Saved data entries:

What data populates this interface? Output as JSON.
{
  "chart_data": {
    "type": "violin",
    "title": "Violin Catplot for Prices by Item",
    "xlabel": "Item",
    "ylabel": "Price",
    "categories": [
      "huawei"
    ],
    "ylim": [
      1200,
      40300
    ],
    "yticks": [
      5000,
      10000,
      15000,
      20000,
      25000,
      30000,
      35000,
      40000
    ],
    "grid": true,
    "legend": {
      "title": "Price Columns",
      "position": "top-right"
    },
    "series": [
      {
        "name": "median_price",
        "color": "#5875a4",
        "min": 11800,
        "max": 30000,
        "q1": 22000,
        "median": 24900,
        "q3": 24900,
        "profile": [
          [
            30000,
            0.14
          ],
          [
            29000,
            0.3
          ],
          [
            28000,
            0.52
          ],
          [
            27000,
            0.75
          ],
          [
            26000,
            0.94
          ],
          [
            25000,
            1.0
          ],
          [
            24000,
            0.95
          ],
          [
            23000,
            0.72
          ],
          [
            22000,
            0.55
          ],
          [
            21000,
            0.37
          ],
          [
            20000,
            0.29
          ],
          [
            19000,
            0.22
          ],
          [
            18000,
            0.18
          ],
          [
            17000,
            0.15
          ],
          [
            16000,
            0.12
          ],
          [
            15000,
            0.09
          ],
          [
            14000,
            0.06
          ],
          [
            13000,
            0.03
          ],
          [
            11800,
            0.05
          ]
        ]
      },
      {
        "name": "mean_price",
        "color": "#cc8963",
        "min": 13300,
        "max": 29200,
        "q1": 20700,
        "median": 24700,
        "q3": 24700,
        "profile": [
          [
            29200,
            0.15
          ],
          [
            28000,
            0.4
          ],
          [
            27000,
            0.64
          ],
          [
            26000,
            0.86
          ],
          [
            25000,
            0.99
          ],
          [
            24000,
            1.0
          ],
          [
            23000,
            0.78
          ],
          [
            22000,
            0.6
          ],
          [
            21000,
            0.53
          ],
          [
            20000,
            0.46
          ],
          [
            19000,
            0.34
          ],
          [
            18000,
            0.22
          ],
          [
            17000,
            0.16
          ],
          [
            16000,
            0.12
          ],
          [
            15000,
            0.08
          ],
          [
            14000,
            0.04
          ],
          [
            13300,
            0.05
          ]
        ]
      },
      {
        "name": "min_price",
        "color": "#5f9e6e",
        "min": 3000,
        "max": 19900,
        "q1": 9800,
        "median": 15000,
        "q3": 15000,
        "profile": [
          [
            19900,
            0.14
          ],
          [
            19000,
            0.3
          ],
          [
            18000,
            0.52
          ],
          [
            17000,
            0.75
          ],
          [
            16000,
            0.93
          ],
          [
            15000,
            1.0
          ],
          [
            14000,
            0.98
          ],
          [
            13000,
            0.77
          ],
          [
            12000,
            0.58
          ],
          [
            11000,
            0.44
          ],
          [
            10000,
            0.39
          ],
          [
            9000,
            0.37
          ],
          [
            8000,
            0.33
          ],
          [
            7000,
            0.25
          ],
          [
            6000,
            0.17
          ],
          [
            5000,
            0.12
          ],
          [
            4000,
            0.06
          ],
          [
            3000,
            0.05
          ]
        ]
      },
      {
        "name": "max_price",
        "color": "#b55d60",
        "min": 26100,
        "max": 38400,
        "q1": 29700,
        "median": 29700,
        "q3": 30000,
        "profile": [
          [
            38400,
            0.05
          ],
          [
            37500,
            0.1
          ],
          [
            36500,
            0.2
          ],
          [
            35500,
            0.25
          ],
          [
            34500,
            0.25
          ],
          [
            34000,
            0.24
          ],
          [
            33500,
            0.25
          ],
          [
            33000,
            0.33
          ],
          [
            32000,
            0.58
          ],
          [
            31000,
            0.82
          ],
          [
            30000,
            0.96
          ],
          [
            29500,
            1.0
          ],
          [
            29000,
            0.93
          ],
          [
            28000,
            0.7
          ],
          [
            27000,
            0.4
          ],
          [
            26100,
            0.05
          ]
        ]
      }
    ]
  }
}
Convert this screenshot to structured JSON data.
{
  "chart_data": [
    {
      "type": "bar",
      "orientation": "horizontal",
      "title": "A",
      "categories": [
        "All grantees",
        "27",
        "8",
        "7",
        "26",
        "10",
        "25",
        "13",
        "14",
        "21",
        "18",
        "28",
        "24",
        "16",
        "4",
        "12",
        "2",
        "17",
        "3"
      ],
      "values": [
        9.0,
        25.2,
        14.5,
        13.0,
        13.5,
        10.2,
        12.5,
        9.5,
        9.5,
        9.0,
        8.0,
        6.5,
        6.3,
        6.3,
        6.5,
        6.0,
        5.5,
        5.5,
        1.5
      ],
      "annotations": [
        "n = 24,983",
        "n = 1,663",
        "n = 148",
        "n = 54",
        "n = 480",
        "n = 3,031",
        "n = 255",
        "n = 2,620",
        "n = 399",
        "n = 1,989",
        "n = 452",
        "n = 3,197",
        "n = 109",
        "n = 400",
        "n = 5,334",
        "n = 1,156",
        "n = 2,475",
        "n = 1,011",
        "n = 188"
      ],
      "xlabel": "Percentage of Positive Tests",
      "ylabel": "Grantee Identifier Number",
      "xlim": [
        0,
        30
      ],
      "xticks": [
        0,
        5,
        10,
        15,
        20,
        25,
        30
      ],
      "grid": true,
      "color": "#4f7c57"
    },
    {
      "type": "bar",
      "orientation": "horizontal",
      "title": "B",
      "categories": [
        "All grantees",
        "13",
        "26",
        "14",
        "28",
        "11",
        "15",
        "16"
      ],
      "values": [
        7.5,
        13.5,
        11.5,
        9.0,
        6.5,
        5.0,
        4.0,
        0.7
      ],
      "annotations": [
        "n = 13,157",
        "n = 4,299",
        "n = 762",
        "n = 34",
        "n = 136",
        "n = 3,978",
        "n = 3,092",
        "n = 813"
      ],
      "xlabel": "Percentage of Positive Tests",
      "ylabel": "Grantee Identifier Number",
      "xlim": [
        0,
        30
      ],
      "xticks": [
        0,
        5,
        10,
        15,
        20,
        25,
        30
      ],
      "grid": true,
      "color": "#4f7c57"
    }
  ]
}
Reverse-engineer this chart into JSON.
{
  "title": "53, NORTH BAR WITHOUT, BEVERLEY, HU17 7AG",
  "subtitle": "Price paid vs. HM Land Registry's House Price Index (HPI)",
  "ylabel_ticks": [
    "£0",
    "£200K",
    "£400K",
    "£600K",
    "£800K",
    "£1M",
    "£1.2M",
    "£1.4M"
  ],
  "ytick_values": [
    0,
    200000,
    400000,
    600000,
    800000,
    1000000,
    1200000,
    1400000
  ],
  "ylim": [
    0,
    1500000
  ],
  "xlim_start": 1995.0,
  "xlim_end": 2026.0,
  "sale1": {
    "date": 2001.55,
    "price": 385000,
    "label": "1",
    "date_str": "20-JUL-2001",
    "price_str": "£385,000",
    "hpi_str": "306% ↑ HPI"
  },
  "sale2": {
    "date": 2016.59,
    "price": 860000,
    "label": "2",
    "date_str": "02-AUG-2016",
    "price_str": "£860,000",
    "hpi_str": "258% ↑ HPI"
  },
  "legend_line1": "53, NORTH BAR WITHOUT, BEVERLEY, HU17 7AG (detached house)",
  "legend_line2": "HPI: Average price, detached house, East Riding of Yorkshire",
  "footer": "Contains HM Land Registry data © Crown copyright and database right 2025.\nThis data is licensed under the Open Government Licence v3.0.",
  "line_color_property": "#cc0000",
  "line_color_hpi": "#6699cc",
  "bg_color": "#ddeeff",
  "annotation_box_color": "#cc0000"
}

▸ What you should do
The data above must be returned in full, exactly as written.

▸ Solution for this exercise
What data populates this interface? Output as JSON.
{
  "chart_data": {
    "type": "violin",
    "title": "Violin Catplot for Prices by Item",
    "xlabel": "Item",
    "ylabel": "Price",
    "categories": [
      "huawei"
    ],
    "ylim": [
      1200,
      40300
    ],
    "yticks": [
      5000,
      10000,
      15000,
      20000,
      25000,
      30000,
      35000,
      40000
    ],
    "grid": true,
    "legend": {
      "title": "Price Columns",
      "position": "top-right"
    },
    "series": [
      {
        "name": "median_price",
        "color": "#5875a4",
        "min": 11800,
        "max": 30000,
        "q1": 22000,
        "median": 24900,
        "q3": 24900,
        "profile": [
          [
            30000,
            0.14
          ],
          [
            29000,
            0.3
          ],
          [
            28000,
            0.52
          ],
          [
            27000,
            0.75
          ],
          [
            26000,
            0.94
          ],
          [
            25000,
            1.0
          ],
          [
            24000,
            0.95
          ],
          [
            23000,
            0.72
          ],
          [
            22000,
            0.55
          ],
          [
            21000,
            0.37
          ],
          [
            20000,
            0.29
          ],
          [
            19000,
            0.22
          ],
          [
            18000,
            0.18
          ],
          [
            17000,
            0.15
          ],
          [
            16000,
            0.12
          ],
          [
            15000,
            0.09
          ],
          [
            14000,
            0.06
          ],
          [
            13000,
            0.03
          ],
          [
            11800,
            0.05
          ]
        ]
      },
      {
        "name": "mean_price",
        "color": "#cc8963",
        "min": 13300,
        "max": 29200,
        "q1": 20700,
        "median": 24700,
        "q3": 24700,
        "profile": [
          [
            29200,
            0.15
          ],
          [
            28000,
            0.4
          ],
          [
            27000,
            0.64
          ],
          [
            26000,
            0.86
          ],
          [
            25000,
            0.99
          ],
          [
            24000,
            1.0
          ],
          [
            23000,
            0.78
          ],
          [
            22000,
            0.6
          ],
          [
            21000,
            0.53
          ],
          [
            20000,
            0.46
          ],
          [
            19000,
            0.34
          ],
          [
            18000,
            0.22
          ],
          [
            17000,
            0.16
          ],
          [
            16000,
            0.12
          ],
          [
            15000,
            0.08
          ],
          [
            14000,
            0.04
          ],
          [
            13300,
            0.05
          ]
        ]
      },
      {
        "name": "min_price",
        "color": "#5f9e6e",
        "min": 3000,
        "max": 19900,
        "q1": 9800,
        "median": 15000,
        "q3": 15000,
        "profile": [
          [
            19900,
            0.14
          ],
          [
            19000,
            0.3
          ],
          [
            18000,
            0.52
          ],
          [
            17000,
            0.75
          ],
          [
            16000,
            0.93
          ],
          [
            15000,
            1.0
          ],
          [
            14000,
            0.98
          ],
          [
            13000,
            0.77
          ],
          [
            12000,
            0.58
          ],
          [
            11000,
            0.44
          ],
          [
            10000,
            0.39
          ],
          [
            9000,
            0.37
          ],
          [
            8000,
            0.33
          ],
          [
            7000,
            0.25
          ],
          [
            6000,
            0.17
          ],
          [
            5000,
            0.12
          ],
          [
            4000,
            0.06
          ],
          [
            3000,
            0.05
          ]
        ]
      },
      {
        "name": "max_price",
        "color": "#b55d60",
        "min": 26100,
        "max": 38400,
        "q1": 29700,
        "median": 29700,
        "q3": 30000,
        "profile": [
          [
            38400,
            0.05
          ],
          [
            37500,
            0.1
          ],
          [
            36500,
            0.2
          ],
          [
            35500,
            0.25
          ],
          [
            34500,
            0.25
          ],
          [
            34000,
            0.24
          ],
          [
            33500,
            0.25
          ],
          [
            33000,
            0.33
          ],
          [
            32000,
            0.58
          ],
          [
            31000,
            0.82
          ],
          [
            30000,
            0.96
          ],
          [
            29500,
            1.0
          ],
          [
            29000,
            0.93
          ],
          [
            28000,
            0.7
          ],
          [
            27000,
            0.4
          ],
          [
            26100,
            0.05
          ]
        ]
      }
    ]
  }
}
Convert this screenshot to structured JSON data.
{
  "chart_data": [
    {
      "type": "bar",
      "orientation": "horizontal",
      "title": "A",
      "categories": [
        "All grantees",
        "27",
        "8",
        "7",
        "26",
        "10",
        "25",
        "13",
        "14",
        "21",
        "18",
        "28",
        "24",
        "16",
        "4",
        "12",
        "2",
        "17",
        "3"
      ],
      "values": [
        9.0,
        25.2,
        14.5,
        13.0,
        13.5,
        10.2,
        12.5,
        9.5,
        9.5,
        9.0,
        8.0,
        6.5,
        6.3,
        6.3,
        6.5,
        6.0,
        5.5,
        5.5,
        1.5
      ],
      "annotations": [
        "n = 24,983",
        "n = 1,663",
        "n = 148",
        "n = 54",
        "n = 480",
        "n = 3,031",
        "n = 255",
        "n = 2,620",
        "n = 399",
        "n = 1,989",
        "n = 452",
        "n = 3,197",
        "n = 109",
        "n = 400",
        "n = 5,334",
        "n = 1,156",
        "n = 2,475",
        "n = 1,011",
        "n = 188"
      ],
      "xlabel": "Percentage of Positive Tests",
      "ylabel": "Grantee Identifier Number",
      "xlim": [
        0,
        30
      ],
      "xticks": [
        0,
        5,
        10,
        15,
        20,
        25,
        30
      ],
      "grid": true,
      "color": "#4f7c57"
    },
    {
      "type": "bar",
      "orientation": "horizontal",
      "title": "B",
      "categories": [
        "All grantees",
        "13",
        "26",
        "14",
        "28",
        "11",
        "15",
        "16"
      ],
      "values": [
        7.5,
        13.5,
        11.5,
        9.0,
        6.5,
        5.0,
        4.0,
        0.7
      ],
      "annotations": [
        "n = 13,157",
        "n = 4,299",
        "n = 762",
        "n = 34",
        "n = 136",
        "n = 3,978",
        "n = 3,092",
        "n = 813"
      ],
      "xlabel": "Percentage of Positive Tests",
      "ylabel": "Grantee Identifier Number",
      "xlim": [
        0,
        30
      ],
      "xticks": [
        0,
        5,
        10,
        15,
        20,
        25,
        30
      ],
      "grid": true,
      "color": "#4f7c57"
    }
  ]
}
Reverse-engineer this chart into JSON.
{
  "title": "53, NORTH BAR WITHOUT, BEVERLEY, HU17 7AG",
  "subtitle": "Price paid vs. HM Land Registry's House Price Index (HPI)",
  "ylabel_ticks": [
    "£0",
    "£200K",
    "£400K",
    "£600K",
    "£800K",
    "£1M",
    "£1.2M",
    "£1.4M"
  ],
  "ytick_values": [
    0,
    200000,
    400000,
    600000,
    800000,
    1000000,
    1200000,
    1400000
  ],
  "ylim": [
    0,
    1500000
  ],
  "xlim_start": 1995.0,
  "xlim_end": 2026.0,
  "sale1": {
    "date": 2001.55,
    "price": 385000,
    "label": "1",
    "date_str": "20-JUL-2001",
    "price_str": "£385,000",
    "hpi_str": "306% ↑ HPI"
  },
  "sale2": {
    "date": 2016.59,
    "price": 860000,
    "label": "2",
    "date_str": "02-AUG-2016",
    "price_str": "£860,000",
    "hpi_str": "258% ↑ HPI"
  },
  "legend_line1": "53, NORTH BAR WITHOUT, BEVERLEY, HU17 7AG (detached house)",
  "legend_line2": "HPI: Average price, detached house, East Riding of Yorkshire",
  "footer": "Contains HM Land Registry data © Crown copyright and database right 2025.\nThis data is licensed under the Open Government Licence v3.0.",
  "line_color_property": "#cc0000",
  "line_color_hpi": "#6699cc",
  "bg_color": "#ddeeff",
  "annotation_box_color": "#cc0000"
}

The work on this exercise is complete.